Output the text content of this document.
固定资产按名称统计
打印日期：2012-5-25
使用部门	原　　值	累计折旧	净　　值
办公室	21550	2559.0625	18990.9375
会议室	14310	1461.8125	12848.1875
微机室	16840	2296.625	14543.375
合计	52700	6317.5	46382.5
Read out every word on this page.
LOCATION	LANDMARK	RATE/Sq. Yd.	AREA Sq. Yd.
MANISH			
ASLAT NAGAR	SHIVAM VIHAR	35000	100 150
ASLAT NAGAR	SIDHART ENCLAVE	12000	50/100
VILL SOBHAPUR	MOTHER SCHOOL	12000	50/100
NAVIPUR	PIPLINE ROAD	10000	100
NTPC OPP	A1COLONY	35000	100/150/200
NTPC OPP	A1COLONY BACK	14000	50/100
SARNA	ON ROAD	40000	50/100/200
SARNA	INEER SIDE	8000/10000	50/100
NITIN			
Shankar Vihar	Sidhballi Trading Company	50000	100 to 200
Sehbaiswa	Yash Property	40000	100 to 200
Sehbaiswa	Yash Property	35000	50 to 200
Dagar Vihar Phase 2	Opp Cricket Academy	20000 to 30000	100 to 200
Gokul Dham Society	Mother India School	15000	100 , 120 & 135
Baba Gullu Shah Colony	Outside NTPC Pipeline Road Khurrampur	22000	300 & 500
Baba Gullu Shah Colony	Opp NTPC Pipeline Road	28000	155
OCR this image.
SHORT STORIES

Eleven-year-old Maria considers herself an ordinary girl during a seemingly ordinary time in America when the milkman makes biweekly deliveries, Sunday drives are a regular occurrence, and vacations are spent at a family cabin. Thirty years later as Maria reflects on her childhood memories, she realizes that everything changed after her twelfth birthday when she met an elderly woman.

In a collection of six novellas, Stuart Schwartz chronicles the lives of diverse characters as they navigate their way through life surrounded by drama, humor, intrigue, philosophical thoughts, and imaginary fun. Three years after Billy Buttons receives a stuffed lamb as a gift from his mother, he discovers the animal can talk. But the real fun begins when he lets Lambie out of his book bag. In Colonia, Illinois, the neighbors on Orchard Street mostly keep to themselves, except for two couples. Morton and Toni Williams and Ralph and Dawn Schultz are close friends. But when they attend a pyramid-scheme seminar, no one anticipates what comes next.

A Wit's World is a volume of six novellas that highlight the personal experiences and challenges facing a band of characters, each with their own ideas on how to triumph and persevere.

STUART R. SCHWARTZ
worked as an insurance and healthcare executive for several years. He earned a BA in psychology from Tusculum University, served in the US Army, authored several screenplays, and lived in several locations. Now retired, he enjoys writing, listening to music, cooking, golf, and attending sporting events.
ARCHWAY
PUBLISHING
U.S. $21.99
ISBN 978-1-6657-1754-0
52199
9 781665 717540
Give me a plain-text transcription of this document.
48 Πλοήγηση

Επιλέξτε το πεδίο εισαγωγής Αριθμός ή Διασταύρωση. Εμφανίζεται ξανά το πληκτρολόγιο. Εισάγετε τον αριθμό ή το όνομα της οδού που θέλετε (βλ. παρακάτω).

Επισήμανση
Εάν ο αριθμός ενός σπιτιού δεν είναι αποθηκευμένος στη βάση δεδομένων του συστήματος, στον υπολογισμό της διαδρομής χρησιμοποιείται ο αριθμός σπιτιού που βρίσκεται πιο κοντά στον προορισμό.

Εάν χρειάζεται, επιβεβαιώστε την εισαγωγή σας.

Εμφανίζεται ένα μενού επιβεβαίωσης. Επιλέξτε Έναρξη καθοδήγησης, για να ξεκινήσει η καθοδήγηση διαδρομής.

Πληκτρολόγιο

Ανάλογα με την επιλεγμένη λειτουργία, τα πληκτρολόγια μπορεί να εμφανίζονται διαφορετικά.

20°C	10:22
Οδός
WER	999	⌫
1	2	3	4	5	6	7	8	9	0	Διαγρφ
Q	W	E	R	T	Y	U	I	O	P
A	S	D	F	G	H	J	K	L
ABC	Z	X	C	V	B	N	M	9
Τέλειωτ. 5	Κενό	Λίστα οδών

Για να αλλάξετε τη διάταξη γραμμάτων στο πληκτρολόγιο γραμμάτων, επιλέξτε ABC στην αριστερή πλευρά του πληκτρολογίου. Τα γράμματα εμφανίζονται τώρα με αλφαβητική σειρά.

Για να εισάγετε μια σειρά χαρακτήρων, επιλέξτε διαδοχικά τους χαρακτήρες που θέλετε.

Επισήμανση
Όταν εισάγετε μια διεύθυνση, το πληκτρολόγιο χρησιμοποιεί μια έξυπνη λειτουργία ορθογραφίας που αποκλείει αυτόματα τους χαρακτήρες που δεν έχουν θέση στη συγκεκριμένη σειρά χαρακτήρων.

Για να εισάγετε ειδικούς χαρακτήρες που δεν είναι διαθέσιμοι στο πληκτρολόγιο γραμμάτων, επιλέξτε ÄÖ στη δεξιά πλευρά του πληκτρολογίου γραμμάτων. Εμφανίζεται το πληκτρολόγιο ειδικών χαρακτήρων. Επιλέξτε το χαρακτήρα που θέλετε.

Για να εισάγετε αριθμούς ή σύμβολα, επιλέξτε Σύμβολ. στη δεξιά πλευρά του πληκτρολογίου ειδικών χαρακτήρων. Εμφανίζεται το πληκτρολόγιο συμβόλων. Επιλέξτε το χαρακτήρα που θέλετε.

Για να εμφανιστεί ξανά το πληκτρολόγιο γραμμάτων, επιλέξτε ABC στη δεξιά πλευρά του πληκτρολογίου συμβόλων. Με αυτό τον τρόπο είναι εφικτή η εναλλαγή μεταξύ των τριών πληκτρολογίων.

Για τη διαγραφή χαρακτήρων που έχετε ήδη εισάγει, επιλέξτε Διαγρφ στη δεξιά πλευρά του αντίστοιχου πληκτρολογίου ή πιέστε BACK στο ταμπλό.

**Required work:**
Reproduce every line of the listing above in which the string "Sehbaiswa" appears.

**Solution to this problem:**
Sehbaiswa	Yash Property	40000	100 to 200
Sehbaiswa	Yash Property	35000	50 to 200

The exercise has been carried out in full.